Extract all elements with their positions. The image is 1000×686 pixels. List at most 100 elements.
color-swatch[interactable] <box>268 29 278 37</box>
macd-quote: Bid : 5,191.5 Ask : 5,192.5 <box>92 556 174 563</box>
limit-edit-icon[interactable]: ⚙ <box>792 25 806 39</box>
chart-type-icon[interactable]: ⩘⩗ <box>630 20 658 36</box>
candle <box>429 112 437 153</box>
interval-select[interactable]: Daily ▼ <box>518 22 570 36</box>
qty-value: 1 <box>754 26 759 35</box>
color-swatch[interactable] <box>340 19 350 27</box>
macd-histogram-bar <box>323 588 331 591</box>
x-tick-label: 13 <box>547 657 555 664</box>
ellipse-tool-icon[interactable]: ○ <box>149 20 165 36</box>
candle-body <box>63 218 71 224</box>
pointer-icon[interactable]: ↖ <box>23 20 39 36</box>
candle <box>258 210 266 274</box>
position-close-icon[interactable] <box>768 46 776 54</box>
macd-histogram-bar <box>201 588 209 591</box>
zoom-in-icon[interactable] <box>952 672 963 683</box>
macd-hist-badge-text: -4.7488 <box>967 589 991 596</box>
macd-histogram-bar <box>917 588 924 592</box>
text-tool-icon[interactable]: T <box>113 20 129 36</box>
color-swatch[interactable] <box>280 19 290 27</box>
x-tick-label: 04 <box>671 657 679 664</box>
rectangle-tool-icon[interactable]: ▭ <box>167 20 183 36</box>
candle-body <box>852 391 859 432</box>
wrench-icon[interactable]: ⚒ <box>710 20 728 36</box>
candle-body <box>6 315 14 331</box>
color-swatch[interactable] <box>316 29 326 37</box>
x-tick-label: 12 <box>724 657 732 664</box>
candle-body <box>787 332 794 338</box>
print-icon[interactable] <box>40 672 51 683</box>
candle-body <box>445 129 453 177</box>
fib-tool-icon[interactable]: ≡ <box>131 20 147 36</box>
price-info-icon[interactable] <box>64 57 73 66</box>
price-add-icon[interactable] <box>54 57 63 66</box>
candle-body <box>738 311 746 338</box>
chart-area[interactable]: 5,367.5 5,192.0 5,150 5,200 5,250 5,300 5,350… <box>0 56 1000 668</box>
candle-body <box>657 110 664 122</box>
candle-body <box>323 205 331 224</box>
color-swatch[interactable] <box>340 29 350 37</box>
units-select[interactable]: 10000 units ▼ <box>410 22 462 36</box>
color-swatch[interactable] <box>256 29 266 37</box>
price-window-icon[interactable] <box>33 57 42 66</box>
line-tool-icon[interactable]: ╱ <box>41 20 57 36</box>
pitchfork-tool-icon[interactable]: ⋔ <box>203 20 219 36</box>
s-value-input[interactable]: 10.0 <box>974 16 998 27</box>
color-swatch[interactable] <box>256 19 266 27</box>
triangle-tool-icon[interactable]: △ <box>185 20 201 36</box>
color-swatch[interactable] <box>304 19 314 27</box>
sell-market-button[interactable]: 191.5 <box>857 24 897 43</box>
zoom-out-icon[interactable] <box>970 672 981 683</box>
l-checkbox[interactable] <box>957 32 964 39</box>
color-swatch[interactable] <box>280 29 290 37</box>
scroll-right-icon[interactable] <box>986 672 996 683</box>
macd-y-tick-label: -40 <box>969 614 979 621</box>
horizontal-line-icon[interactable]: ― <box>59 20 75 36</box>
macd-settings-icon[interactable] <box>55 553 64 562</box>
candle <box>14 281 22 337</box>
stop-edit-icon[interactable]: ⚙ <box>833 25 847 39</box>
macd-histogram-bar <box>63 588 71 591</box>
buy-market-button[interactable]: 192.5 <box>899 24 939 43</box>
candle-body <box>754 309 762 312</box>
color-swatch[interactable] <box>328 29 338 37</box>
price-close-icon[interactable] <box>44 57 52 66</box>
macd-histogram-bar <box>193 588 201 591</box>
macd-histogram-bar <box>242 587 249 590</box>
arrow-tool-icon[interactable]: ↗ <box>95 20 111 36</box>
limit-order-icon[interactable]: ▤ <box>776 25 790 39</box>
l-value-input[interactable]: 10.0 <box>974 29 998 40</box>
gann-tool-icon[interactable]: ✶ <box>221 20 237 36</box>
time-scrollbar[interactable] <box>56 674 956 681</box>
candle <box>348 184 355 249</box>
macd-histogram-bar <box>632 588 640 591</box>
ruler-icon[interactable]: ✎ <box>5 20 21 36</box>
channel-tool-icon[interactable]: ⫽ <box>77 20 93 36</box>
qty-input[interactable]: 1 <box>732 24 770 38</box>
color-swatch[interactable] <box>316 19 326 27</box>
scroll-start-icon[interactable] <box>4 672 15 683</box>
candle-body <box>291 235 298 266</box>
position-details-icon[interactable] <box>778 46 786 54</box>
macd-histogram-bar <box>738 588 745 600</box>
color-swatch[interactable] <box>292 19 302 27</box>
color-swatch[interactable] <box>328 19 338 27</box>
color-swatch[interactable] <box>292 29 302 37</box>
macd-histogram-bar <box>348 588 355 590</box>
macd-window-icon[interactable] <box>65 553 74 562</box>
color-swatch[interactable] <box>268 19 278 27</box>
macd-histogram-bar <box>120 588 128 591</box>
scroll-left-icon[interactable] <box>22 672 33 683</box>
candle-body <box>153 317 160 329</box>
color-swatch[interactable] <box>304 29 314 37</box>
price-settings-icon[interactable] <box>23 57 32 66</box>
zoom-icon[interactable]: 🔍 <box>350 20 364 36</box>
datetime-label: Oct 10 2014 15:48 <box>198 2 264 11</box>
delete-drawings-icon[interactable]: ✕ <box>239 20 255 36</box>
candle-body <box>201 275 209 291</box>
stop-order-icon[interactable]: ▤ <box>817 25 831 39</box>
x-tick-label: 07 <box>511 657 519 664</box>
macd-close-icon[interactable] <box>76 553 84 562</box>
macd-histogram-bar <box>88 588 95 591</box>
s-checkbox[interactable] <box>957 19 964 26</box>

•••

__Work required__
Which rows above contain the string "checkbox"? Pick out and copy each of them.

__Final result__
l-checkbox[interactable] <box>957 32 964 39</box>
s-checkbox[interactable] <box>957 19 964 26</box>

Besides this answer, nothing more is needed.